EXERCISE INPUT:

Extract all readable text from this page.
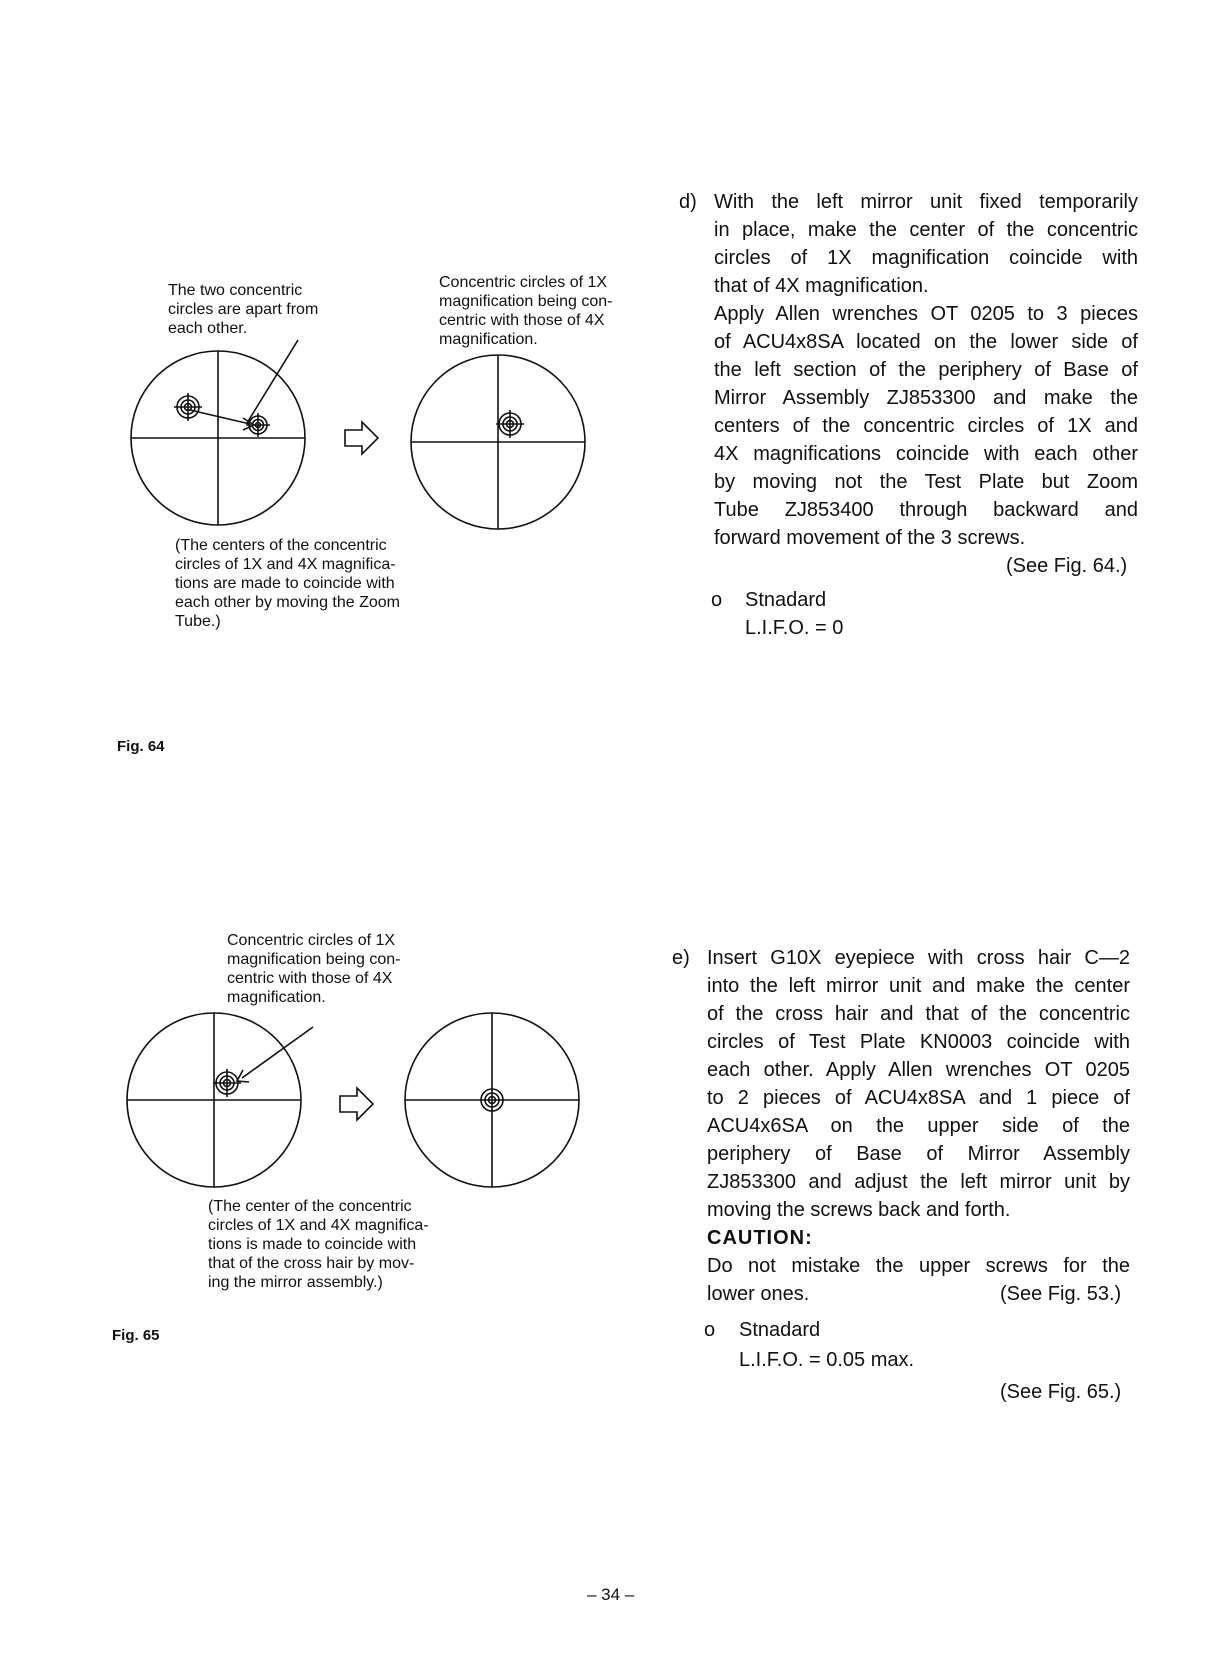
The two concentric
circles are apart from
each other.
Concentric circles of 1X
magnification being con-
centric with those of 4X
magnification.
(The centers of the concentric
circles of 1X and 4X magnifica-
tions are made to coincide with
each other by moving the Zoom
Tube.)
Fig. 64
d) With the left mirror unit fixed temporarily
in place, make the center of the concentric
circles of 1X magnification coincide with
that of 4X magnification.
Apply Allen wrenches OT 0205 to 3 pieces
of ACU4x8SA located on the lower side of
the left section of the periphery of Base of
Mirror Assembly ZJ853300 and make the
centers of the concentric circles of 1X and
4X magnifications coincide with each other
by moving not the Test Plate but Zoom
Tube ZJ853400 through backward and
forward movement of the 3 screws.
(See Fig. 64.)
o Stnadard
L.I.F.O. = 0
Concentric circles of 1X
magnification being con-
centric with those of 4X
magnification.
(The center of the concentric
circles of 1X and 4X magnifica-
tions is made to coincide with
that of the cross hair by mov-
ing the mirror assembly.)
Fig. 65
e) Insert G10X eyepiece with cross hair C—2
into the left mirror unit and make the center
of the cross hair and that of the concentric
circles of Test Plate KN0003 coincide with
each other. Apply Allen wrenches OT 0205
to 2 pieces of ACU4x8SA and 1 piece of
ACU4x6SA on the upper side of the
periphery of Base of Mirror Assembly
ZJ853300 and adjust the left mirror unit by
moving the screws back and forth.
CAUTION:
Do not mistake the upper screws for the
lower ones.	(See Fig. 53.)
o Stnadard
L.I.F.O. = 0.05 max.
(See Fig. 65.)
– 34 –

INSTRUCTIONS TO FOLLOW:
Copy every line above that holds the word "circles".

RESULT BELOW:
circles are apart from
Concentric circles of 1X
circles of 1X and 4X magnifica-
circles of 1X magnification coincide with
centers of the concentric circles of 1X and
Concentric circles of 1X
circles of 1X and 4X magnifica-
circles of Test Plate KN0003 coincide with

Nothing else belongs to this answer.